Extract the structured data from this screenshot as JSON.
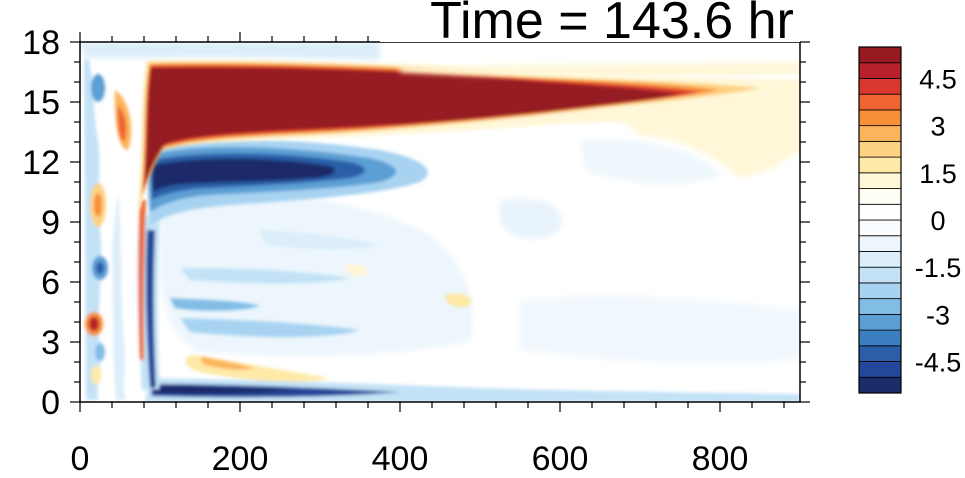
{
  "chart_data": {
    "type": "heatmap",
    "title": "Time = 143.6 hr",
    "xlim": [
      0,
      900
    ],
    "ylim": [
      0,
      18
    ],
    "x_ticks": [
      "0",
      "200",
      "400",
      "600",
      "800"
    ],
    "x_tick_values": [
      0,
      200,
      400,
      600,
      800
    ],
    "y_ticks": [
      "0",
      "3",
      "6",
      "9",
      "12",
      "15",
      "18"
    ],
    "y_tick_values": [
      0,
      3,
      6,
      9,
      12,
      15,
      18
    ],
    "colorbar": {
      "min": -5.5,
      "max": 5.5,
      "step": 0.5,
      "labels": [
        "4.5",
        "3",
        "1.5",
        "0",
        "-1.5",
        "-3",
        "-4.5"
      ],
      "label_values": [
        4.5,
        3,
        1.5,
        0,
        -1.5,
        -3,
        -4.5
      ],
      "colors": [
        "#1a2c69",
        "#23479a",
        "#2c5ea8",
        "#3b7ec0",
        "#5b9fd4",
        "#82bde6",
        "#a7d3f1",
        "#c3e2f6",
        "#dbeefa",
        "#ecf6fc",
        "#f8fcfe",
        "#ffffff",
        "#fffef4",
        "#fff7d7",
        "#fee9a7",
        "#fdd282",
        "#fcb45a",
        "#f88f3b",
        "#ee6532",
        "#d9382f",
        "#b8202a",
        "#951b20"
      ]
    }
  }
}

▬▬▬▬▬▬

The exercise ▸ Make an exact reproduction of the listing above, without any pictures.

Complete output ▸
Extract the structured data from this screenshot as JSON.
{
  "chart_data": {
    "type": "heatmap",
    "title": "Time = 143.6 hr",
    "xlim": [
      0,
      900
    ],
    "ylim": [
      0,
      18
    ],
    "x_ticks": [
      "0",
      "200",
      "400",
      "600",
      "800"
    ],
    "x_tick_values": [
      0,
      200,
      400,
      600,
      800
    ],
    "y_ticks": [
      "0",
      "3",
      "6",
      "9",
      "12",
      "15",
      "18"
    ],
    "y_tick_values": [
      0,
      3,
      6,
      9,
      12,
      15,
      18
    ],
    "colorbar": {
      "min": -5.5,
      "max": 5.5,
      "step": 0.5,
      "labels": [
        "4.5",
        "3",
        "1.5",
        "0",
        "-1.5",
        "-3",
        "-4.5"
      ],
      "label_values": [
        4.5,
        3,
        1.5,
        0,
        -1.5,
        -3,
        -4.5
      ],
      "colors": [
        "#1a2c69",
        "#23479a",
        "#2c5ea8",
        "#3b7ec0",
        "#5b9fd4",
        "#82bde6",
        "#a7d3f1",
        "#c3e2f6",
        "#dbeefa",
        "#ecf6fc",
        "#f8fcfe",
        "#ffffff",
        "#fffef4",
        "#fff7d7",
        "#fee9a7",
        "#fdd282",
        "#fcb45a",
        "#f88f3b",
        "#ee6532",
        "#d9382f",
        "#b8202a",
        "#951b20"
      ]
    }
  }
}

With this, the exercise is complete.